── DATA SHOWN ──

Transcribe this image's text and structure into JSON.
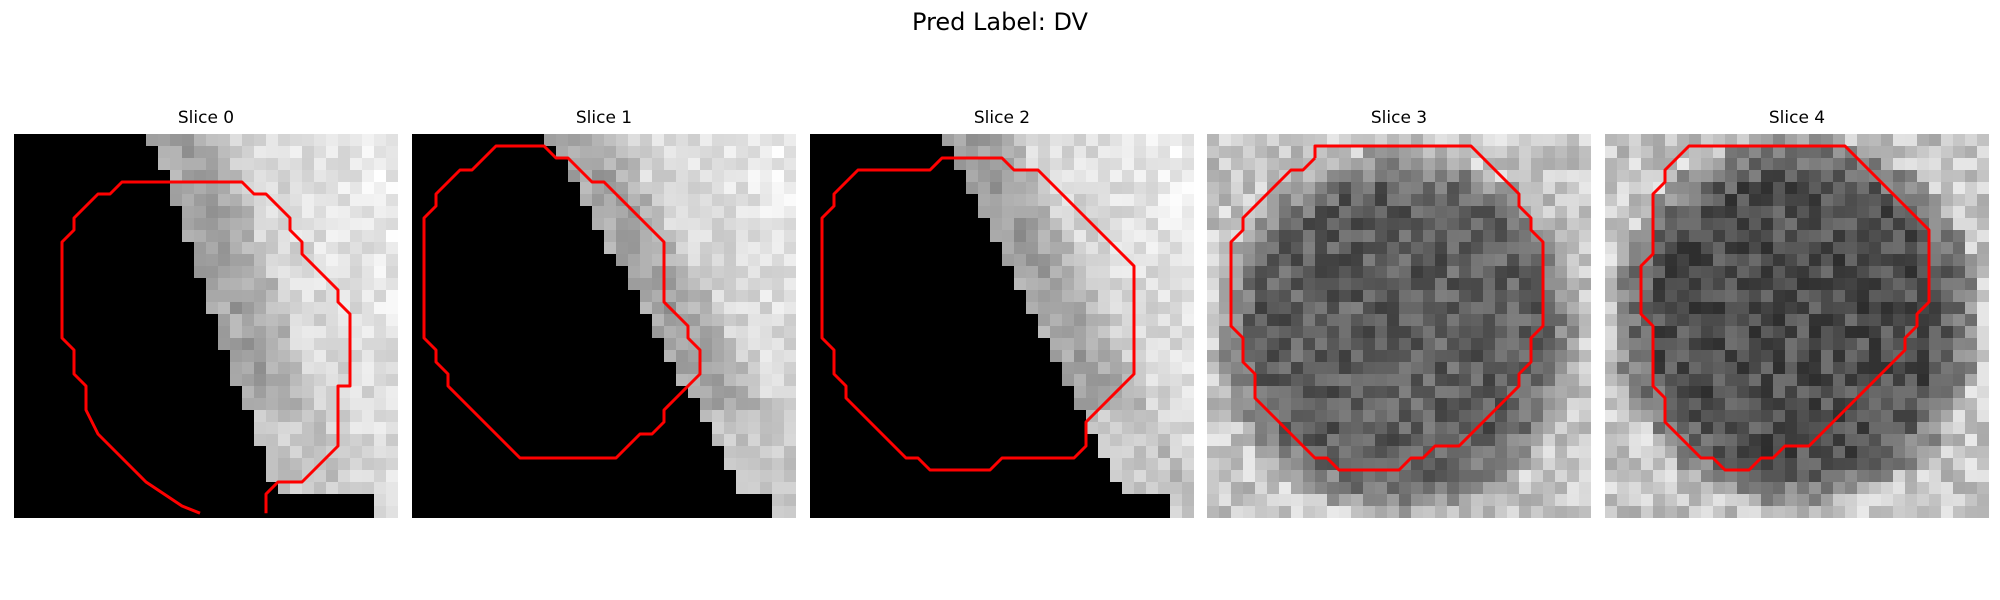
{
  "figure": {
    "title": "Pred Label: DV"
  },
  "panels": [
    {
      "title": "Slice 0",
      "image": "ct-slice-grayscale-with-black-wedge",
      "contour_color": "#ff0000"
    },
    {
      "title": "Slice 1",
      "image": "ct-slice-grayscale-with-black-wedge",
      "contour_color": "#ff0000"
    },
    {
      "title": "Slice 2",
      "image": "ct-slice-grayscale-with-black-wedge",
      "contour_color": "#ff0000"
    },
    {
      "title": "Slice 3",
      "image": "ct-slice-textured-dark-blob",
      "contour_color": "#ff0000"
    },
    {
      "title": "Slice 4",
      "image": "ct-slice-textured-dark-blob",
      "contour_color": "#ff0000"
    }
  ]
}
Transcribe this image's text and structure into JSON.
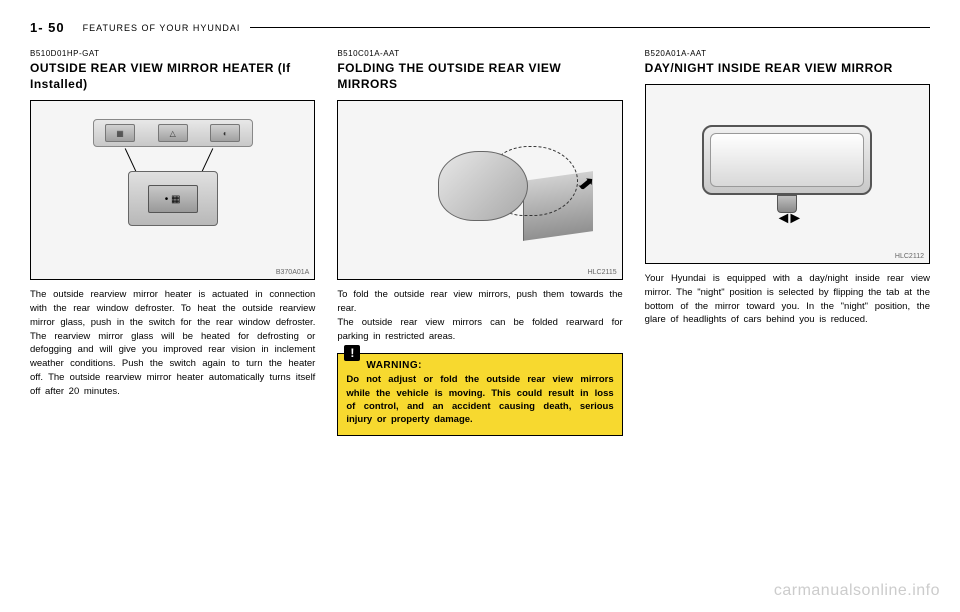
{
  "header": {
    "page_label": "1-  50",
    "section": "FEATURES OF YOUR HYUNDAI"
  },
  "col1": {
    "code": "B510D01HP-GAT",
    "heading": "OUTSIDE REAR VIEW MIRROR HEATER (If Installed)",
    "fig_label": "B370A01A",
    "body": "The outside rearview mirror heater is actuated in connection with the rear window defroster. To heat the outside rearview mirror glass, push in the switch for the rear window defroster. The rearview mirror glass will be heated for defrosting or defogging and will give you improved rear vision in inclement weather conditions. Push the switch again to turn the heater off. The outside rearview mirror heater automatically turns itself off after 20 minutes."
  },
  "col2": {
    "code": "B510C01A-AAT",
    "heading": "FOLDING THE OUTSIDE REAR VIEW MIRRORS",
    "fig_label": "HLC2115",
    "body": "To fold the outside rear view mirrors, push them towards the rear.\nThe outside rear view mirrors can be folded rearward for parking in restricted areas.",
    "warning_title": "WARNING:",
    "warning_text": "Do not adjust or fold the outside rear view mirrors while the vehicle is moving. This could result in loss of control, and an accident causing death, serious injury or property damage."
  },
  "col3": {
    "code": "B520A01A-AAT",
    "heading": "DAY/NIGHT INSIDE REAR VIEW MIRROR",
    "fig_label": "HLC2112",
    "body": "Your Hyundai is equipped with a day/night inside rear view mirror. The \"night\" position is selected by flipping the tab at the bottom of the mirror toward you. In the \"night\" position, the glare of headlights of cars behind you is reduced."
  },
  "watermark": "carmanualsonline.info"
}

───

STATED PROBLEM: Output the full set of records above without changing a word, and drop the images.

EXERCISE RESPONSE:
Transcribe this image's text and structure into JSON.
{
  "figure": {
    "title": "Pred Label: DV"
  },
  "panels": [
    {
      "title": "Slice 0",
      "image": "ct-slice-grayscale-with-black-wedge",
      "contour_color": "#ff0000"
    },
    {
      "title": "Slice 1",
      "image": "ct-slice-grayscale-with-black-wedge",
      "contour_color": "#ff0000"
    },
    {
      "title": "Slice 2",
      "image": "ct-slice-grayscale-with-black-wedge",
      "contour_color": "#ff0000"
    },
    {
      "title": "Slice 3",
      "image": "ct-slice-textured-dark-blob",
      "contour_color": "#ff0000"
    },
    {
      "title": "Slice 4",
      "image": "ct-slice-textured-dark-blob",
      "contour_color": "#ff0000"
    }
  ]
}
Transcribe this image's text and structure into JSON.
{
  "header": {
    "page_label": "1-  50",
    "section": "FEATURES OF YOUR HYUNDAI"
  },
  "col1": {
    "code": "B510D01HP-GAT",
    "heading": "OUTSIDE REAR VIEW MIRROR HEATER (If Installed)",
    "fig_label": "B370A01A",
    "body": "The outside rearview mirror heater is actuated in connection with the rear window defroster. To heat the outside rearview mirror glass, push in the switch for the rear window defroster. The rearview mirror glass will be heated for defrosting or defogging and will give you improved rear vision in inclement weather conditions. Push the switch again to turn the heater off. The outside rearview mirror heater automatically turns itself off after 20 minutes."
  },
  "col2": {
    "code": "B510C01A-AAT",
    "heading": "FOLDING THE OUTSIDE REAR VIEW MIRRORS",
    "fig_label": "HLC2115",
    "body": "To fold the outside rear view mirrors, push them towards the rear.\nThe outside rear view mirrors can be folded rearward for parking in restricted areas.",
    "warning_title": "WARNING:",
    "warning_text": "Do not adjust or fold the outside rear view mirrors while the vehicle is moving. This could result in loss of control, and an accident causing death, serious injury or property damage."
  },
  "col3": {
    "code": "B520A01A-AAT",
    "heading": "DAY/NIGHT INSIDE REAR VIEW MIRROR",
    "fig_label": "HLC2112",
    "body": "Your Hyundai is equipped with a day/night inside rear view mirror. The \"night\" position is selected by flipping the tab at the bottom of the mirror toward you. In the \"night\" position, the glare of headlights of cars behind you is reduced."
  },
  "watermark": "carmanualsonline.info"
}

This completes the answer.